Directions:
[a] Reproduce verbatim the portion of the Jetset Magazine article that begins at the words "- Country: United" and stops after the words "a weekly basis.".
[b] Proceed with the Jetset Magazine article, writing on from its final sentence.

Jetset Magazine
- Issue 4 2015
- Categories: lifestyle, travel, real estate
- Frequency: Quarterly
- Founder: Darrin Austin
- Founded: 2006 (20 years ago)
- Country: United States
- Based in: Scottsdale, Arizona
- Language: English
- Website: jetsetmag.com

= Jetset Magazine =

American lifestyle magazine

Jetset Magazine is an American lifestyle magazine founded in 2006 by Arizona based businessman and philanthropists Darrin Austin. The magazine is aimed at those with an affluent lifestyle. It is available as a quarterly print magazine and is distributed in private jets, private yachts, private jet terminals, yacht charters, exclusive resorts and events around the world. It is also available online with content created on a weekly basis.

==Editors==
- Darrin Austin - entrepreneur, philanthropist
- Robert Kiyosaki – entrepreneur, author, Rich Dad Poor Dad
- Daymond John – entrepreneur; founder, FUBU
- Barry LaBov – entrepreneur; chief executive officer
- Ken McElroy – real estate investor; author
- Tom Zenner – executive editor, Rylin Media; television sports anchor
- Scott Walcheck – philanthropist and investor
- Tami Austin - editor-in-chief

==Readership==
The magazines targeted readership is the wealthiest one percent. The print magazine is circulated exclusively to private airport lounges, private yachts, exclusive events and travel locations. It is selective with advertisers to ensure it retains its target audience.

Dataset:
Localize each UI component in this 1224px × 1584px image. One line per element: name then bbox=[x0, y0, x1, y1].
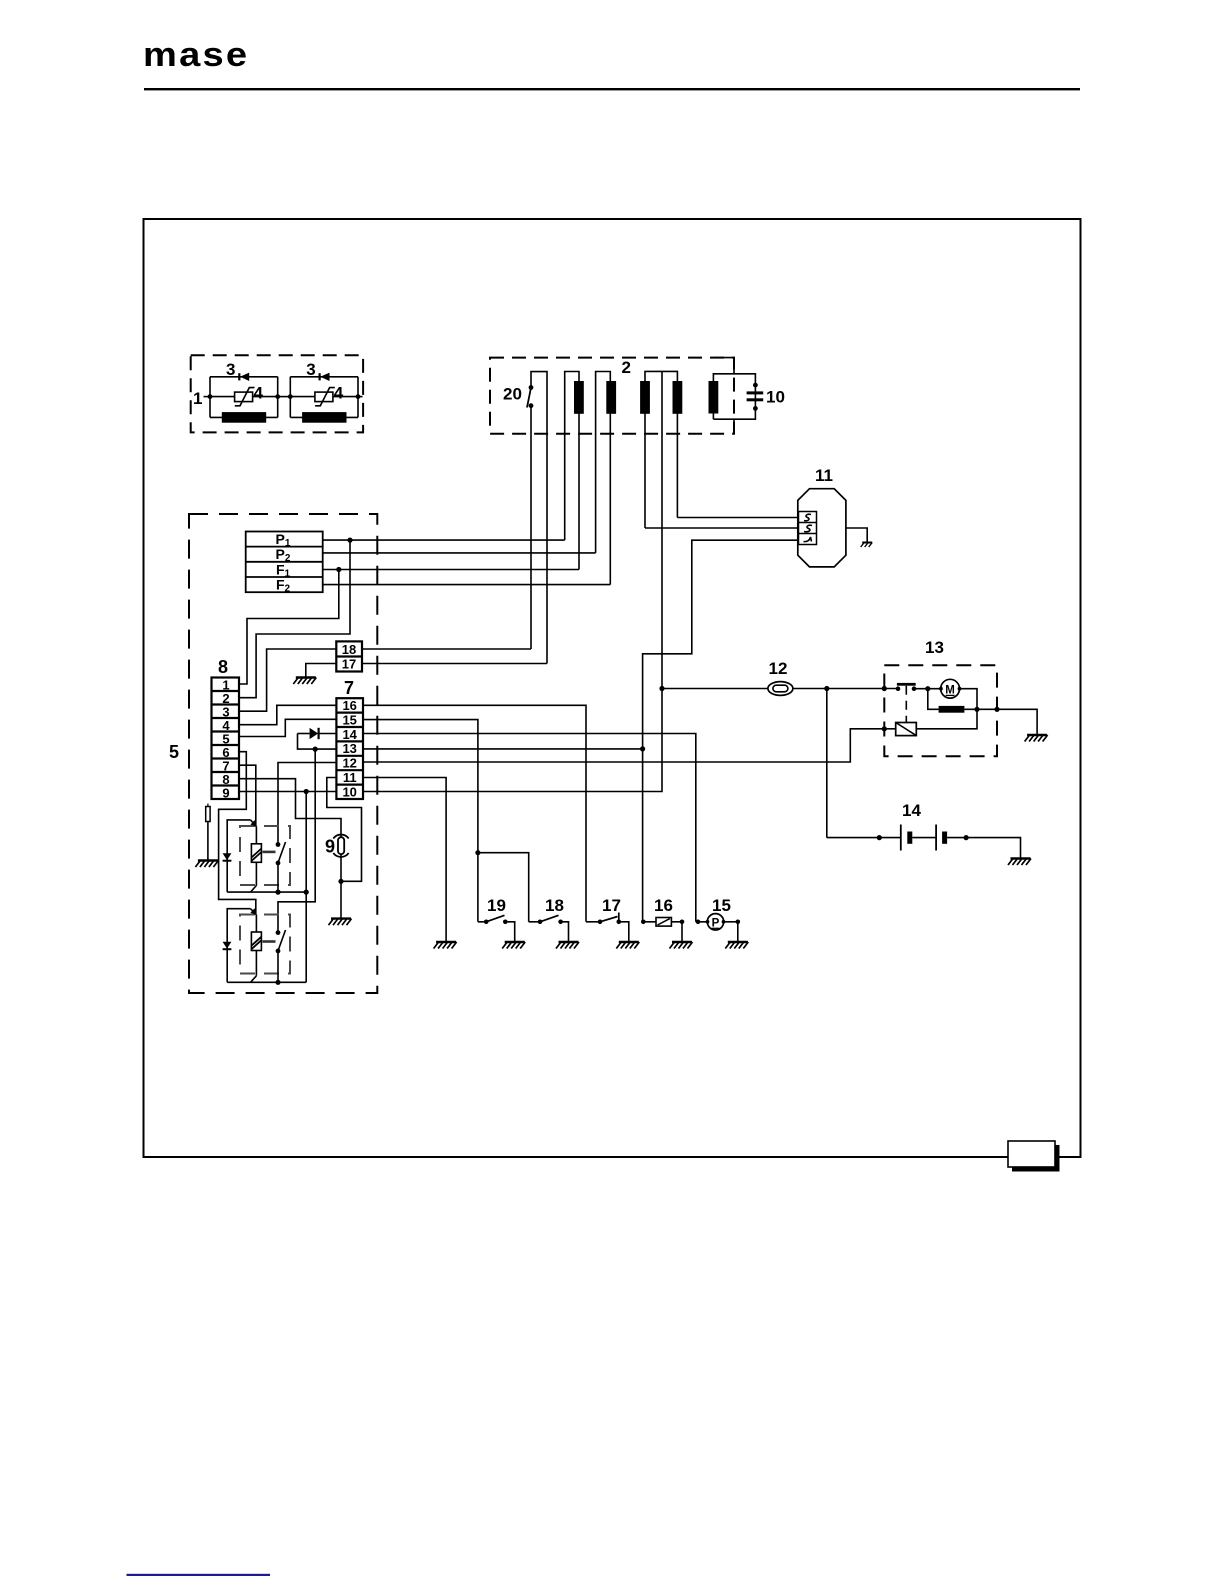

--

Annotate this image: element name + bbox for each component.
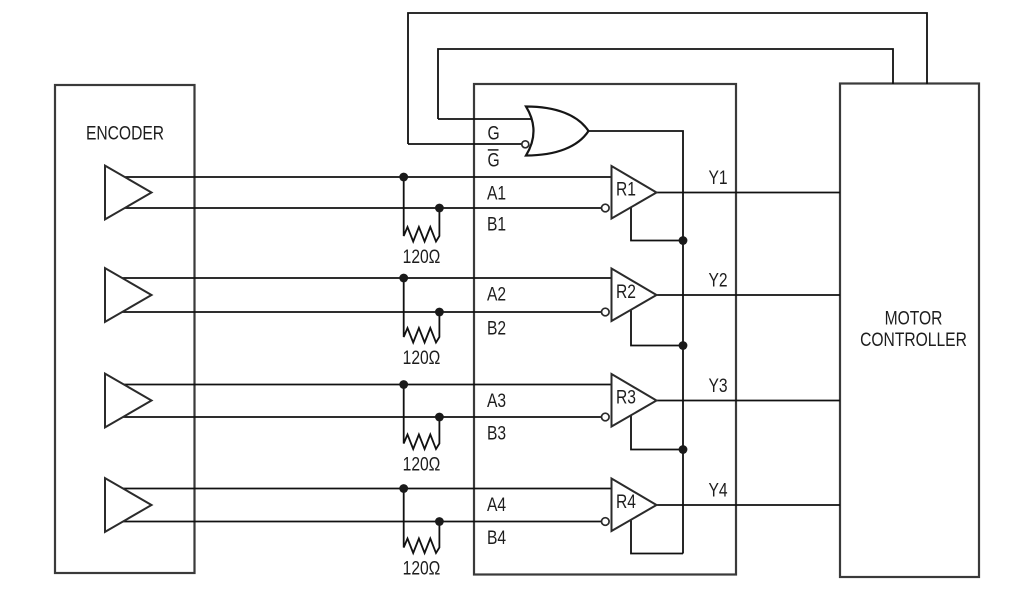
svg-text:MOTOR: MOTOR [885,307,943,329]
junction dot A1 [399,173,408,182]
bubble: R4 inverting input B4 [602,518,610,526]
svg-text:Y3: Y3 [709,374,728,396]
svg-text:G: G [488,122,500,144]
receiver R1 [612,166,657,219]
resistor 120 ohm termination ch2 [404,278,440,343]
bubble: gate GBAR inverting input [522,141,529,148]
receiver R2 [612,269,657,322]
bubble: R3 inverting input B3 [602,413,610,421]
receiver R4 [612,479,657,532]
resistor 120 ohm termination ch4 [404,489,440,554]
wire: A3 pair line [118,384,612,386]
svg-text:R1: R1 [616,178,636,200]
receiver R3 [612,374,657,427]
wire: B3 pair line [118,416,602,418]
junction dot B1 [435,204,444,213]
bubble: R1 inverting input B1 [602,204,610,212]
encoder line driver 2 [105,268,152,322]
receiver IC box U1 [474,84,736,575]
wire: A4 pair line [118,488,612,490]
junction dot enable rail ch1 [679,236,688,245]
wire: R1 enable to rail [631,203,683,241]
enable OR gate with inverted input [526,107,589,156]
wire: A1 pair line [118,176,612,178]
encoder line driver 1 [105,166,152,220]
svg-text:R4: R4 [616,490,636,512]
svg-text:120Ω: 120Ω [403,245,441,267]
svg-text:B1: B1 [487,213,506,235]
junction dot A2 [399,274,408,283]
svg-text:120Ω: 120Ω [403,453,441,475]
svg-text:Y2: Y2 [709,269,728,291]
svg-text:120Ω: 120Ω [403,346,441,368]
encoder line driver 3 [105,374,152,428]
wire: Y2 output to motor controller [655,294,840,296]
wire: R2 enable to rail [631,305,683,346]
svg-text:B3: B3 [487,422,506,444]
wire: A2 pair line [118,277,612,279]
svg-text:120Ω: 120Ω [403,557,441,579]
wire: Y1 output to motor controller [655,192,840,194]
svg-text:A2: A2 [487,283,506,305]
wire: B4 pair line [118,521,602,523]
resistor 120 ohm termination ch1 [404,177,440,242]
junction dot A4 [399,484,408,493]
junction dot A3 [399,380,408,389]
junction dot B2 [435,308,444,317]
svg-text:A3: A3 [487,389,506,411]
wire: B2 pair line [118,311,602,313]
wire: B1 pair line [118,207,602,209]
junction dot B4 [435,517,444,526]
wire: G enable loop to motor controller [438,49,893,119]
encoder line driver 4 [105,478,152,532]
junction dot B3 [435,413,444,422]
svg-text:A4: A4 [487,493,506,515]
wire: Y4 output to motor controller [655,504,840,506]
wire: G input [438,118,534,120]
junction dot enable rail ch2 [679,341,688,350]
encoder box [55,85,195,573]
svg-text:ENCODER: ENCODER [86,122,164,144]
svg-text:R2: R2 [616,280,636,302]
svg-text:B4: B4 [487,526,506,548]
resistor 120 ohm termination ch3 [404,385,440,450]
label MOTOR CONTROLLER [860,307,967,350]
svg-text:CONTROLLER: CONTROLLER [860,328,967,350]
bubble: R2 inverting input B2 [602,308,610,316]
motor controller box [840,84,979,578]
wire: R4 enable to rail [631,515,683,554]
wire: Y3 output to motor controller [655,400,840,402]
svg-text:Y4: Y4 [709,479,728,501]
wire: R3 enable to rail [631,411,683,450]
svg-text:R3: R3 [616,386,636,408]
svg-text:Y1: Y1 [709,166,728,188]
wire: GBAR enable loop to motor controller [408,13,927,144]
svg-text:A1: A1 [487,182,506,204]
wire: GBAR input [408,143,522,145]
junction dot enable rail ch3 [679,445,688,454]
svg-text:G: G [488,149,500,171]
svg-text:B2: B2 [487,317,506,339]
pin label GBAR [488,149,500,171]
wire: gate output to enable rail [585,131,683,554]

Results for each task:
[a]
- Country: United States
- Based in: Scottsdale, Arizona
- Language: English
- Website: jetsetmag.com

= Jetset Magazine =

American lifestyle magazine

Jetset Magazine is an American lifestyle magazine founded in 2006 by Arizona based businessman and philanthropists Darrin Austin. The magazine is aimed at those with an affluent lifestyle. It is available as a quarterly print magazine and is distributed in private jets, private yachts, private jet terminals, yacht charters, exclusive resorts and events around the world. It is also available online with content created on a weekly basis.

[b]
==Covers==
The magazine has featured many celebrities and entrepreneurs on the cover, with exclusive interviews. These include Richard Branson, Tom Hanks, Margot Robbie, Jackie Chan, Daniel Craig, Tom Cruise, Dwyane Wade, Donald Trump, Dwayne Johnson, Ryan Reynolds, Scarlett Johansson, Chris Hemsworth, Charlize Theron and Hugh Jackman.

==Controversy==
In 2014, the magazine interviewed and filmed Dana White in his office where he revealed he had a piece of art which contained cocaine and black tar heroin within it.

Famously, the magazine featured American presidential candidate Donald Trump on the cover of its issue 4 in 2015 with exclusive pictures from inside his private jet.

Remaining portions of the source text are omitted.